= Required work =
a – Translate this sentence from the acid attack article into Spanish: "Pratt told Bahamas Court News that acid attackers should receive mandatory prison sentences."
b – Write the next part of the article on sentencing in acid attack cases, picking up after its final sentence.

═════ Document text ═════

Acid attack exposes sentencing double standard

NASSAU-Acid attack survivor Sterling Pratt has exposed the double standard in the court system in sentencing female criminals.

Minique Bowe-Wyles, 37, pleaded guilty to causing grievous harm to her then-boyfriend in a December 15, 1999 attack.

Pratt received a “life-sentence” when the acid burned 24 percent of his body, leaving permanent scars, during an argument.

However, Bowe-Wyles only received four months of probation for the horrific crime.

Pratt told Bahamas Court News that acid attackers should receive mandatory prison sentences.

But Bowe-Wyles isn’t the only woman who received little, or no punishment, for an acid attack.


In 2017, 64-year-old Robinette Thompson doused her husband, William, with acid during a domestic dispute on Labour Day.

═════ Provided records ═════

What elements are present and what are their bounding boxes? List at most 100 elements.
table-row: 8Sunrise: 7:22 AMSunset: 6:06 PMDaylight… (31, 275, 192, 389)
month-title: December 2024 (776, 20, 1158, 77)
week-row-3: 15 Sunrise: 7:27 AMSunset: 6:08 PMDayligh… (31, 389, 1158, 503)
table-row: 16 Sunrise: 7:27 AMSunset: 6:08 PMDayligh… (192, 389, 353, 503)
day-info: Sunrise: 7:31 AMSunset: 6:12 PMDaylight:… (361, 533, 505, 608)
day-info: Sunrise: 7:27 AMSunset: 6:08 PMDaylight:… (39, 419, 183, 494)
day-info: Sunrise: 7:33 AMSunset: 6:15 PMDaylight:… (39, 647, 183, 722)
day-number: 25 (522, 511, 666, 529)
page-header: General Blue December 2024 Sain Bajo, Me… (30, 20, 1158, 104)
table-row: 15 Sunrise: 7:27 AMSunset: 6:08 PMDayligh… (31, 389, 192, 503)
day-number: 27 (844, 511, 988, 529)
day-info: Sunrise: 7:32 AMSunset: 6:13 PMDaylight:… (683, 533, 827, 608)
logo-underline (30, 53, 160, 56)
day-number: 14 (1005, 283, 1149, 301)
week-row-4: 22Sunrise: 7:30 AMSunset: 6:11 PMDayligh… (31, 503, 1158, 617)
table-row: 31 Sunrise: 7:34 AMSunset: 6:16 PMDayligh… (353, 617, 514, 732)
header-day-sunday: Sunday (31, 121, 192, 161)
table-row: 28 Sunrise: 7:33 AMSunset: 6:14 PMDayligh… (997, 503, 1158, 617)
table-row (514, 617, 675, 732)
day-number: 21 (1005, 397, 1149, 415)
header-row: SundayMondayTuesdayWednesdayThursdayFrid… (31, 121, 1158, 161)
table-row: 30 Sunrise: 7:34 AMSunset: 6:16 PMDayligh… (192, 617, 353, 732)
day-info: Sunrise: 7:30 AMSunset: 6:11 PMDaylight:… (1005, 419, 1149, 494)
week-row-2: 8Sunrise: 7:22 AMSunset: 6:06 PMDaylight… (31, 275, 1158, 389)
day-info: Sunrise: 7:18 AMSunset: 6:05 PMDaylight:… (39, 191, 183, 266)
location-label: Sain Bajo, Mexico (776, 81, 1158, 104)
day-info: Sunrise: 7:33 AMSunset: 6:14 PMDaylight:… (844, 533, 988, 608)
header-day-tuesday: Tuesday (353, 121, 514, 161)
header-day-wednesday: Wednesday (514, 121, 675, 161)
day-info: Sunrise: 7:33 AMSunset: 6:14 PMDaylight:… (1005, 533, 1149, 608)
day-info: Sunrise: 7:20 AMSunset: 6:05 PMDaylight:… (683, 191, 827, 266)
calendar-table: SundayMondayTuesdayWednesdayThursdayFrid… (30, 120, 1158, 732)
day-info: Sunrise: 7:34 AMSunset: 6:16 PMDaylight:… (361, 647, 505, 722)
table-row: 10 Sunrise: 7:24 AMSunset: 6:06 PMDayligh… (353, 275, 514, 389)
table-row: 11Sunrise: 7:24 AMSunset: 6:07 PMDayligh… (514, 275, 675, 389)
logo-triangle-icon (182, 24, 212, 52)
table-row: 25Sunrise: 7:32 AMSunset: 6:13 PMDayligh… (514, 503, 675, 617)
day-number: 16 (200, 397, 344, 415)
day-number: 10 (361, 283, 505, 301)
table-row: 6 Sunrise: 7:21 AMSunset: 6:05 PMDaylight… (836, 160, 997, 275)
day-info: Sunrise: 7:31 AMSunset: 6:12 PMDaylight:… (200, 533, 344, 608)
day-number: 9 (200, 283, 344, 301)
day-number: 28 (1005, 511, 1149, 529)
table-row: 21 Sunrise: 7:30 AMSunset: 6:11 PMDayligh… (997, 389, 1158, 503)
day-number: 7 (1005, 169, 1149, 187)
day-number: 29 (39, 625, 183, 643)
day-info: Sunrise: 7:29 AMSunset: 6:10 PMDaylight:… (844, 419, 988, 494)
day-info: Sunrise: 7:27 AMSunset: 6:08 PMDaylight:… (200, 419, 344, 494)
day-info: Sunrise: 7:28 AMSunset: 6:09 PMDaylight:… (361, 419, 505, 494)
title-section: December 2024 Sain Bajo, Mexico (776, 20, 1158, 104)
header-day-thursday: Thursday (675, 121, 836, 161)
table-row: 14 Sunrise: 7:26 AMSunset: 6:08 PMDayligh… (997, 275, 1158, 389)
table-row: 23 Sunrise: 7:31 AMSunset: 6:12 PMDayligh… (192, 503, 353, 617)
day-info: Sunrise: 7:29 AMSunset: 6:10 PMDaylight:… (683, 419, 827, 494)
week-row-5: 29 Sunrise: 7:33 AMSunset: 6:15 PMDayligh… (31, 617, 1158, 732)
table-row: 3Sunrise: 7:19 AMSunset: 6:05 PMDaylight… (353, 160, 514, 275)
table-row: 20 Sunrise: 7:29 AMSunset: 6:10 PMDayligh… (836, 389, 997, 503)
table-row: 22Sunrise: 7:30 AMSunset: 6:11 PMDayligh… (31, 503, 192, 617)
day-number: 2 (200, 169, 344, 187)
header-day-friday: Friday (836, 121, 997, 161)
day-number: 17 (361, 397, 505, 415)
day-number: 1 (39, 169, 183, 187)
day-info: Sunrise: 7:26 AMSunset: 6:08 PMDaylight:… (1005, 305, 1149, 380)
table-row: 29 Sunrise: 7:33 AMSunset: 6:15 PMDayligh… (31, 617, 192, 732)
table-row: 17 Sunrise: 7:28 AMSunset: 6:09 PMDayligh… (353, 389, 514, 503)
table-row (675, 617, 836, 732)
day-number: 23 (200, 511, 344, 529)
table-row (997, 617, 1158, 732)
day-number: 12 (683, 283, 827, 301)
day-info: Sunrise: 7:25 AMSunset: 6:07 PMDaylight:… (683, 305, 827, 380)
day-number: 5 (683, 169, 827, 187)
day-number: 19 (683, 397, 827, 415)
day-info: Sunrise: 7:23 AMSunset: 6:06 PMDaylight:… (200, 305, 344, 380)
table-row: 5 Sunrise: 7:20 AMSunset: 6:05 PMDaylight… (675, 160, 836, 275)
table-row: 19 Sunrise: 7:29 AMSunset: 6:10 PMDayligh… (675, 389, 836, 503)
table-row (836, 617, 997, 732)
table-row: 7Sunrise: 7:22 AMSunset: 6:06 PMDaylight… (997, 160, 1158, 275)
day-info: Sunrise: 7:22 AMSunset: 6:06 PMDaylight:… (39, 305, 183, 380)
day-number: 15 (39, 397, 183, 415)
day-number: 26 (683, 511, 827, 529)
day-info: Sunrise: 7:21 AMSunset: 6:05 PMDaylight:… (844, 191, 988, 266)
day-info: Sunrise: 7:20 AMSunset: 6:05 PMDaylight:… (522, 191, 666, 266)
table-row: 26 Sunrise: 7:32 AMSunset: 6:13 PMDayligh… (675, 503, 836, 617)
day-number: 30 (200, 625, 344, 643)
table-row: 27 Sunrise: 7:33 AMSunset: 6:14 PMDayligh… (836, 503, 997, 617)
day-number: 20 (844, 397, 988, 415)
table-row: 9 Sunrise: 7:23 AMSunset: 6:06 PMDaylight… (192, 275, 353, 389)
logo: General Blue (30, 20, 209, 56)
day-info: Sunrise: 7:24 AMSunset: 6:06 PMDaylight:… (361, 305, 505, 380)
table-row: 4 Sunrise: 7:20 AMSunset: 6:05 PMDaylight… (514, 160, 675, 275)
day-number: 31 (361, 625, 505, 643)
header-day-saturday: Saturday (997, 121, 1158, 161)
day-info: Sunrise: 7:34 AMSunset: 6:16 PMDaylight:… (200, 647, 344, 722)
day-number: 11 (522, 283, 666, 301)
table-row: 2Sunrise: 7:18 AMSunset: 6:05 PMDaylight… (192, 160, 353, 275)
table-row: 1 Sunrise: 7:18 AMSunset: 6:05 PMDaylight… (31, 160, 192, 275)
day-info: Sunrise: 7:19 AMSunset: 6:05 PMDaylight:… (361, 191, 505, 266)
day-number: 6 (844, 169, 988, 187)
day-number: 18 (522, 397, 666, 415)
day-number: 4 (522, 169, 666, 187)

═════

= Results of the tasks =
a – Pratt dijo a Bahamas Court News que quienes cometen ataques con ácido deberían recibir penas de prisión obligatorias.

b –
Mr. Thompson sustained burns to 80 percent of his body. He died in hospital in September 2017.

Yet, prosecutors didn’t upgrade her attempted murder charge to murder.

She accepted a plea deal and received a seven-year sentence after pleading guilty to causing dangerous harm in 2018.

Ms. Thompson thought the sentence was too severe and appealed.

However, she died in November 2019, before the Court of Appeal heard her arguments for a reduced sentence.

In 2015, D’nika Mackey threw acid on her lover’s wife, scarring her face and arm.

Mackey had an affair with the woman’s husband for one-third of his six-year marriage. Despite this, he went back to his wife.


Mackey waited outside the man’s home in Foxdale on December 13, 2015.

Then Mackey called out her lover as he walked past with his wife. She threw acid at her love-rival out of jealousy.

Mackey pleaded guilty and was placed on probation for one year. The court also ordered Mackey to pay $8,700 in compensation.

The prosecution appealed the lenient sentence, but the Court of Appeal did not disturb the decision.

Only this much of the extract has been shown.